DÉFI 1: Extrayez à l'identique les lignes des entrées, de la toute première jusqu'à celle qui contient "legend-swatch [669, 436, 686, 447]", ces deux bornes comprises.

======== SOURCE

Depuis quelques semaines, l’opinion publique sénégalaise s’interroge à juste titre, sur les choix opérés par le gouvernement concernant notamment le TER entre Diamniadio  (et plus tard l’aéroport de Ndiass) et Dakar. Connaissant bien le domaine ferroviaire, je me permets d’apporter des éclaircissements.

Faisons d’abord l’état des lieux du ferroviaire sénégalais. Tout le monde sait qu’il est à l’agonie, peut être même mort. Etant petit, je prenais le train entre Diourbel, ma ville natale et Dakar. A l’époque, il y avait plusieurs lignes, dont Kaolack – Touba, Dakar – Thiès – Saint-Louis et bien sûr « l’express » Dakar – Bamako. Cette dernière ligne qui faisait à la fois du fret et du voyageur est un trait d’union entre le Sénégal et le Mali et faisait le bonheur des populations et donnait pas mal d’activés aux gares. Aujourd’hui, il est presque à l’arrêt. Le réseau ferré national sénégalais est en piteux état. L’infrastructure ferroviaire (voies, appareils de voie, signalisation, etc.) et le matériel roulant sont d’une autre époque. Dès lors, on peut s’interroger sur le choix de l’état du Sénégal d’acheter du matériel Alstom dernière génération appelée Régiolis (nom commercial donné par la SNCF) avec un système de signalisation ETCS (European Train Control System) qui signifie système européen de contrôle des trains qui sera fourni par Alstom et THALES. Pour rappel, ce matériel roulant autorisé en 2014 en France est prédisposé à l’équipement ETCS mais il est en mode réduit, c’est-à-dire en veille pour les circulations sur le réseau ferré national français. C’est le bi-standard ERTMS réduit KVB co-développé par ANSALDO (filiale d’HITACHI) et la SNCF.

================

DÉFI 2: D'après la source, quel nom commercial la SNCF a-t-elle donné au matériel Alstom dernière génération acheté par l'État du Sénégal ?

======== EXTRAITS DE DONNÉES

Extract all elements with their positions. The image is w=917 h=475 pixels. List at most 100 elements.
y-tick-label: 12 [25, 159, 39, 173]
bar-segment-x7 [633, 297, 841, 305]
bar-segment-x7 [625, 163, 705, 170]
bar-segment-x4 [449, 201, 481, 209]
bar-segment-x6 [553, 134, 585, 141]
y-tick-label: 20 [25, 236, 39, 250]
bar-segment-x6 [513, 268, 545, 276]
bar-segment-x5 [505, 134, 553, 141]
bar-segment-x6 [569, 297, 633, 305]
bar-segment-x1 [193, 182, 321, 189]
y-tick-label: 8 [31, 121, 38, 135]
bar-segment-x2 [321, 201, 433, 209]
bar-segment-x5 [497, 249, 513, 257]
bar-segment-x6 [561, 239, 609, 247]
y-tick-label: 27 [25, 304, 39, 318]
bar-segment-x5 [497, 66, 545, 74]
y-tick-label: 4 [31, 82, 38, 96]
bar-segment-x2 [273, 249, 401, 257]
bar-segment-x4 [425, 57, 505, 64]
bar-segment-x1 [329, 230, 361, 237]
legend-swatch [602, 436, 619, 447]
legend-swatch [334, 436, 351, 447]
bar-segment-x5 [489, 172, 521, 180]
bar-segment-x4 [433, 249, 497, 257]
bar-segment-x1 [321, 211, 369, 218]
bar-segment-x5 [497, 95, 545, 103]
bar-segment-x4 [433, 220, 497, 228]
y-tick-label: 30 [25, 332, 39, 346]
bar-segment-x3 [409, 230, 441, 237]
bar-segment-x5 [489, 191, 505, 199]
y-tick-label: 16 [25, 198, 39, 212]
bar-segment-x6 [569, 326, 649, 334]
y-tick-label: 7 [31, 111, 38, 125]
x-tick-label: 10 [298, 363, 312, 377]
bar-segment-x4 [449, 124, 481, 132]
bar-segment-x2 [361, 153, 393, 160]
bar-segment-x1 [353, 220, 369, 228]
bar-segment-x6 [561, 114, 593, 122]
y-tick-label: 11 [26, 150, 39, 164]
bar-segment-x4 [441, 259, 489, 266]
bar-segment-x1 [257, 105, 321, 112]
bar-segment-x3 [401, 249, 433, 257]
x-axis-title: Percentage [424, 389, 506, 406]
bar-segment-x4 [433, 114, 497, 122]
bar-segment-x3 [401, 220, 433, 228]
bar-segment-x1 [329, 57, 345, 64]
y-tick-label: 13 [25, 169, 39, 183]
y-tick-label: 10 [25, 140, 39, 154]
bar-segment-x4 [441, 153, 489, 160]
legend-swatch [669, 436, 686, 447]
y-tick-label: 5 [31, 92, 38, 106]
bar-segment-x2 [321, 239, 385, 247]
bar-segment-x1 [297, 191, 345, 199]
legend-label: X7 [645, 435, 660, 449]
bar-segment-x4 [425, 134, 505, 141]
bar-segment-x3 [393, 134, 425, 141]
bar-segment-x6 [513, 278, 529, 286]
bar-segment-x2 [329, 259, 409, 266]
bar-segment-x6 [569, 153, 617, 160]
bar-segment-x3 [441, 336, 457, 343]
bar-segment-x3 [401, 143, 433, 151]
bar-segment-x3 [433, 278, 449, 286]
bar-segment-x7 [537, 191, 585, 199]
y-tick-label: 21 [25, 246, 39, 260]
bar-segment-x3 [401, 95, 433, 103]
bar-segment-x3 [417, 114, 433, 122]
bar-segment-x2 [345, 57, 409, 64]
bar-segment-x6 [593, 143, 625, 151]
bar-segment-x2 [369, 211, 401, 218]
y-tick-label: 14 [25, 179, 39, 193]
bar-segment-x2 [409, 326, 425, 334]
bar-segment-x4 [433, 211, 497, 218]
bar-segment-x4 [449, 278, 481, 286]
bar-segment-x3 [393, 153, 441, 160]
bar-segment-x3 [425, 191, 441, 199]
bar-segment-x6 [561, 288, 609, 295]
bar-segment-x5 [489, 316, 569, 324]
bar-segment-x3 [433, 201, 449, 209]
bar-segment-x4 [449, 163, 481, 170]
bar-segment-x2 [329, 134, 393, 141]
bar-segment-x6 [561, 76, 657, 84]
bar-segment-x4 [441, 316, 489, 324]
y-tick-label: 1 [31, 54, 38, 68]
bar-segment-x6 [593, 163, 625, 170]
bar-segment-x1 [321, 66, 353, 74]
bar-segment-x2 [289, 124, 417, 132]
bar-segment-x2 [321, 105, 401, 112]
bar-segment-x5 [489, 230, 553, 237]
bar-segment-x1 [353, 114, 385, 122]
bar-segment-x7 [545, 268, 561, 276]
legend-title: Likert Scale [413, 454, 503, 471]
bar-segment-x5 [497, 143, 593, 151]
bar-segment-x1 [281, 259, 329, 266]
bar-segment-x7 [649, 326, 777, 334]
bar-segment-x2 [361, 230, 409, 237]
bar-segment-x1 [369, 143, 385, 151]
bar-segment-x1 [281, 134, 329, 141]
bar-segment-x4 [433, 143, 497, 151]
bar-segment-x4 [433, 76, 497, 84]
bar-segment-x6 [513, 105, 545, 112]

================

RÉSULTAT 1:
Extract all elements with their positions. The image is w=917 h=475 pixels. List at most 100 elements.
y-tick-label: 12 [25, 159, 39, 173]
bar-segment-x7 [633, 297, 841, 305]
bar-segment-x7 [625, 163, 705, 170]
bar-segment-x4 [449, 201, 481, 209]
bar-segment-x6 [553, 134, 585, 141]
y-tick-label: 20 [25, 236, 39, 250]
bar-segment-x6 [513, 268, 545, 276]
bar-segment-x5 [505, 134, 553, 141]
bar-segment-x6 [569, 297, 633, 305]
bar-segment-x1 [193, 182, 321, 189]
y-tick-label: 8 [31, 121, 38, 135]
bar-segment-x2 [321, 201, 433, 209]
bar-segment-x5 [497, 249, 513, 257]
bar-segment-x6 [561, 239, 609, 247]
y-tick-label: 27 [25, 304, 39, 318]
bar-segment-x5 [497, 66, 545, 74]
y-tick-label: 4 [31, 82, 38, 96]
bar-segment-x2 [273, 249, 401, 257]
bar-segment-x4 [425, 57, 505, 64]
bar-segment-x1 [329, 230, 361, 237]
legend-swatch [602, 436, 619, 447]
legend-swatch [334, 436, 351, 447]
bar-segment-x5 [489, 172, 521, 180]
bar-segment-x4 [433, 249, 497, 257]
bar-segment-x1 [321, 211, 369, 218]
bar-segment-x5 [497, 95, 545, 103]
bar-segment-x4 [433, 220, 497, 228]
y-tick-label: 30 [25, 332, 39, 346]
bar-segment-x3 [409, 230, 441, 237]
bar-segment-x5 [489, 191, 505, 199]
y-tick-label: 16 [25, 198, 39, 212]
bar-segment-x6 [569, 326, 649, 334]
y-tick-label: 7 [31, 111, 38, 125]
x-tick-label: 10 [298, 363, 312, 377]
bar-segment-x4 [449, 124, 481, 132]
bar-segment-x2 [361, 153, 393, 160]
bar-segment-x1 [353, 220, 369, 228]
bar-segment-x6 [561, 114, 593, 122]
y-tick-label: 11 [26, 150, 39, 164]
bar-segment-x4 [441, 259, 489, 266]
bar-segment-x1 [257, 105, 321, 112]
bar-segment-x3 [401, 249, 433, 257]
x-axis-title: Percentage [424, 389, 506, 406]
bar-segment-x4 [433, 114, 497, 122]
bar-segment-x3 [401, 220, 433, 228]
bar-segment-x1 [329, 57, 345, 64]
y-tick-label: 13 [25, 169, 39, 183]
y-tick-label: 10 [25, 140, 39, 154]
bar-segment-x4 [441, 153, 489, 160]
legend-swatch [669, 436, 686, 447]

RÉSULTAT 2: Régiolis.